Dataset entries
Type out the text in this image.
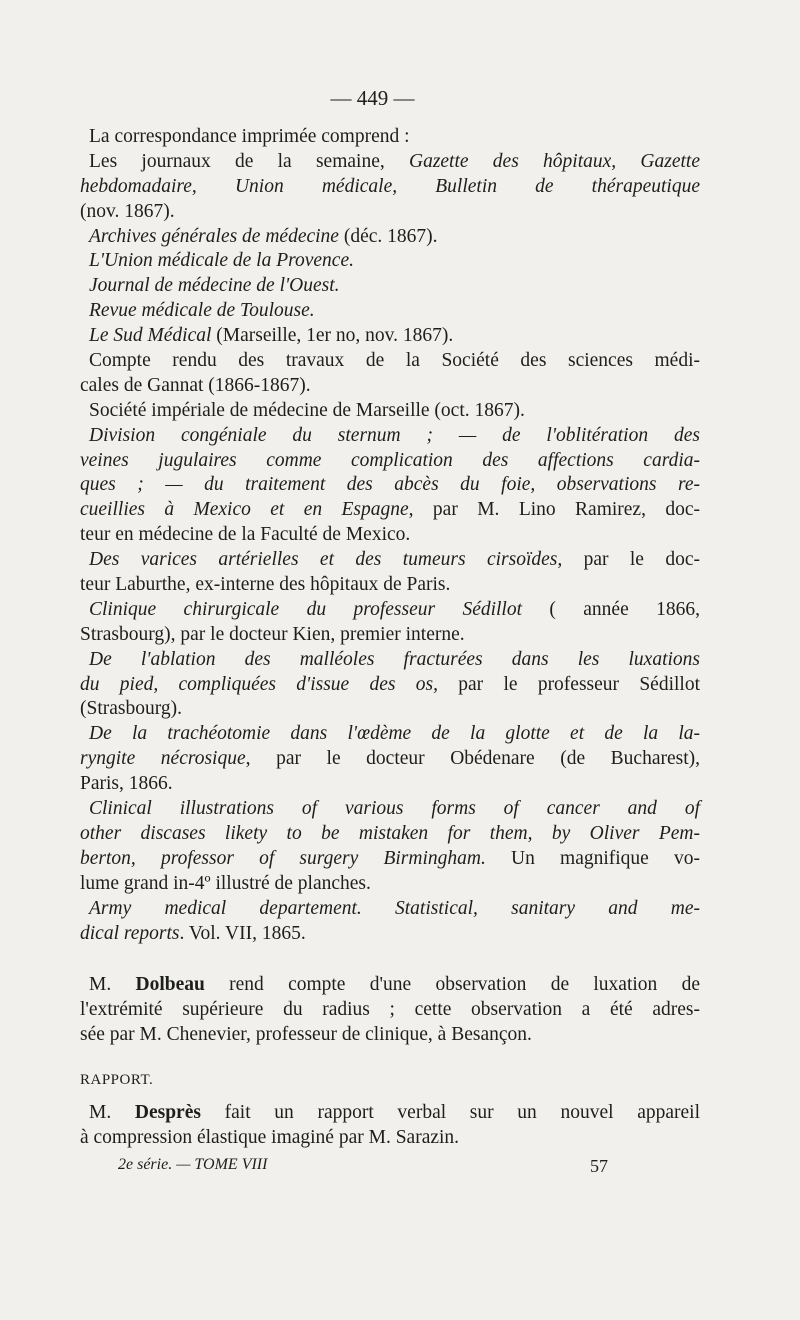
— 449 —
La correspondance imprimée comprend :
Les journaux de la semaine, Gazette des hôpitaux, Gazette
hebdomadaire, Union médicale, Bulletin de thérapeutique
(nov. 1867).
Archives générales de médecine (déc. 1867).
L'Union médicale de la Provence.
Journal de médecine de l'Ouest.
Revue médicale de Toulouse.
Le Sud Médical (Marseille, 1er no, nov. 1867).
Compte rendu des travaux de la Société des sciences médi-
cales de Gannat (1866-1867).
Société impériale de médecine de Marseille (oct. 1867).
Division congéniale du sternum ; — de l'oblitération des
veines jugulaires comme complication des affections cardia-
ques ; — du traitement des abcès du foie, observations re-
cueillies à Mexico et en Espagne, par M. Lino Ramirez, doc-
teur en médecine de la Faculté de Mexico.
Des varices artérielles et des tumeurs cirsoïdes, par le doc-
teur Laburthe, ex-interne des hôpitaux de Paris.
Clinique chirurgicale du professeur Sédillot ( année 1866,
Strasbourg), par le docteur Kien, premier interne.
De l'ablation des malléoles fracturées dans les luxations
du pied, compliquées d'issue des os, par le professeur Sédillot
(Strasbourg).
De la trachéotomie dans l'œdème de la glotte et de la la-
ryngite nécrosique, par le docteur Obédenare (de Bucharest),
Paris, 1866.
Clinical illustrations of various forms of cancer and of
other discases likety to be mistaken for them, by Oliver Pem-
berton, professor of surgery Birmingham. Un magnifique vo-
lume grand in-4º illustré de planches.
Army medical departement. Statistical, sanitary and me-
dical reports. Vol. VII, 1865.
M. Dolbeau rend compte d'une observation de luxation de
l'extrémité supérieure du radius ; cette observation a été adres-
sée par M. Chenevier, professeur de clinique, à Besançon.
RAPPORT.
M. Desprès fait un rapport verbal sur un nouvel appareil
à compression élastique imaginé par M. Sarazin.
2e série. — TOME VIII	57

* EXERCISE REQUIREMENTS *
Copy, from the material above, each line in which the string "Mexico" occurs.

* WRITTEN ANSWER *
cueillies à Mexico et en Espagne, par M. Lino Ramirez, doc-
teur en médecine de la Faculté de Mexico.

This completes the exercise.